_TASK DIRECTIONS_
Pull every line with the word "гепарина" out of the entries below.
— Begin —
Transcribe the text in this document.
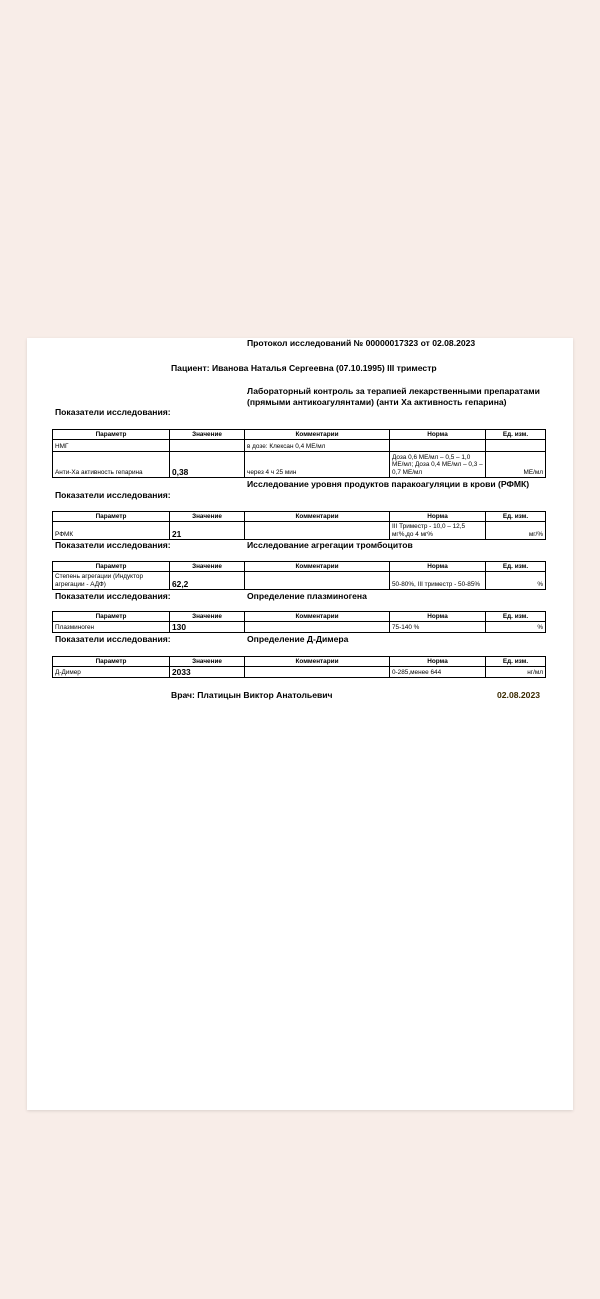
Протокол исследований № 00000017323 от 02.08.2023
Пациент: Иванова Наталья Сергеевна (07.10.1995) III триместр
Показатели исследования:
Лабораторный контроль за терапией лекарственными препаратами (прямыми антикоагулянтами) (анти Ха активность гепарина)
Параметр	Значение	Комментарии	Норма	Ед. изм.
НМГ		в дозе: Клексан 0,4 МЕ/мл		
Анти-Ха активность гепарина	0,38	через 4 ч 25 мин	Доза 0,6 МЕ/мл – 0,5 – 1,0 МЕ/мл; Доза 0,4 МЕ/мл – 0,3 – 0,7 МЕ/мл	МЕ/мл
Показатели исследования:
Исследование уровня продуктов паракоагуляции в крови (РФМК)
Параметр	Значение	Комментарии	Норма	Ед. изм.
РФМК	21		III Триместр - 10,0 – 12,5 мг%,до 4 мг%	мг/%
Показатели исследования:	Исследование агрегации тромбоцитов
Параметр	Значение	Комментарии	Норма	Ед. изм.
Степень агрегации (Индуктор агрегации - АДФ)	62,2		50-80%, III триместр - 50-85%	%
Показатели исследования:	Определение плазминогена
Параметр	Значение	Комментарии	Норма	Ед. изм.
Плазминоген	130		75-140 %	%
Показатели исследования:	Определение Д-Димера
Параметр	Значение	Комментарии	Норма	Ед. изм.
Д-Димер	2033		0-285,менее 644	нг/мл
Врач: Платицын Виктор Анатольевич	02.08.2023
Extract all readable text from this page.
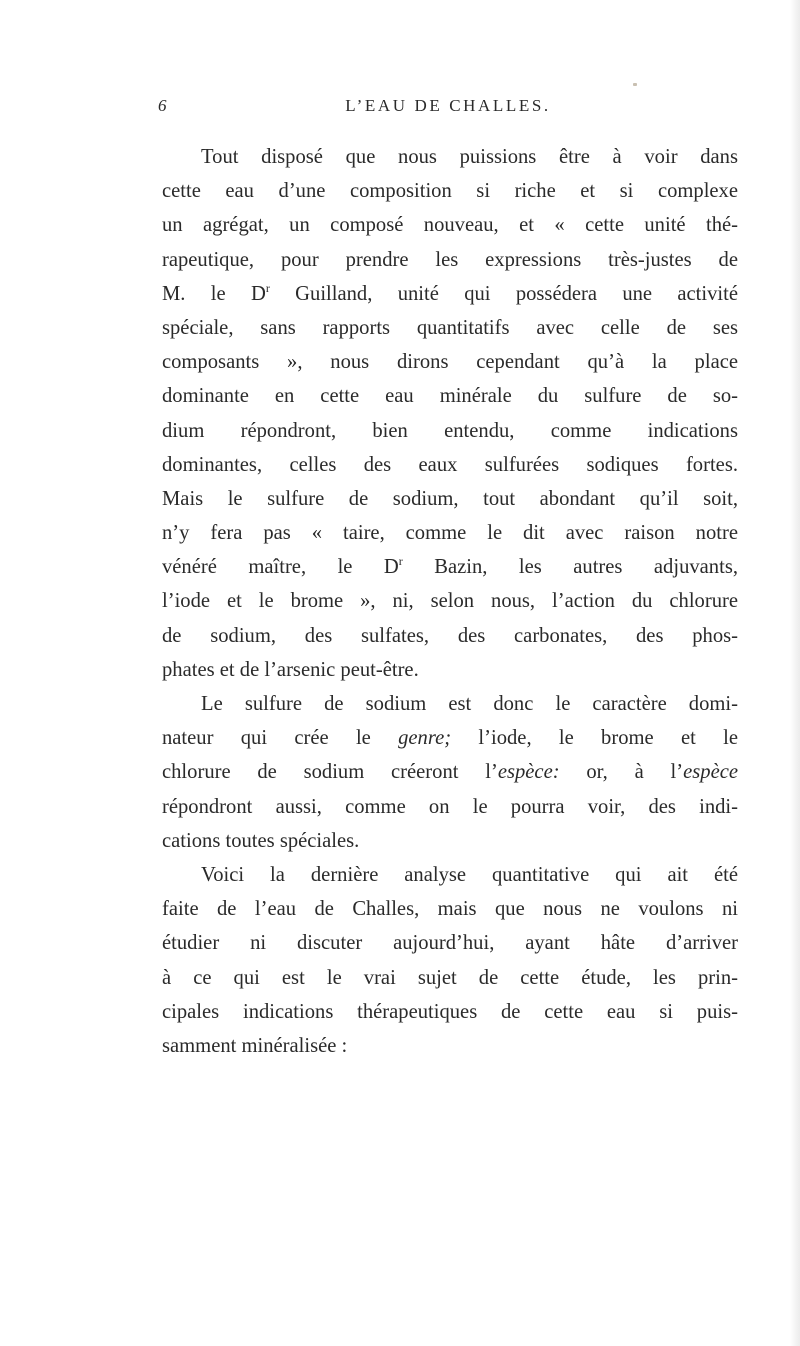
6	L’EAU DE CHALLES.
Tout disposé que nous puissions être à voir dans
cette eau d’une composition si riche et si complexe
un agrégat, un composé nouveau, et « cette unité thé-
rapeutique, pour prendre les expressions très-justes de
M. le $D^r$ Guilland, unité qui possédera une activité
spéciale, sans rapports quantitatifs avec celle de ses
composants », nous dirons cependant qu’à la place
dominante en cette eau minérale du sulfure de so-
dium répondront, bien entendu, comme indications
dominantes, celles des eaux sulfurées sodiques fortes.
Mais le sulfure de sodium, tout abondant qu’il soit,
n’y fera pas « taire, comme le dit avec raison notre
vénéré maître, le $D^r$ Bazin, les autres adjuvants,
l’iode et le brome », ni, selon nous, l’action du chlorure
de sodium, des sulfates, des carbonates, des phos-
phates et de l’arsenic peut-être.
Le sulfure de sodium est donc le caractère domi-
nateur qui crée le genre; l’iode, le brome et le
chlorure de sodium créeront l’espèce: or, à l’espèce
répondront aussi, comme on le pourra voir, des indi-
cations toutes spéciales.
Voici la dernière analyse quantitative qui ait été
faite de l’eau de Challes, mais que nous ne voulons ni
étudier ni discuter aujourd’hui, ayant hâte d’arriver
à ce qui est le vrai sujet de cette étude, les prin-
cipales indications thérapeutiques de cette eau si puis-
samment minéralisée :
— End —
_THE RESPONSE_
Лабораторный контроль за терапией лекарственными препаратами (прямыми антикоагулянтами) (анти Ха активность гепарина)
Анти-Ха активность гепарина	0,38	через 4 ч 25 мин	Доза 0,6 МЕ/мл – 0,5 – 1,0 МЕ/мл; Доза 0,4 МЕ/мл – 0,3 – 0,7 МЕ/мл	МЕ/мл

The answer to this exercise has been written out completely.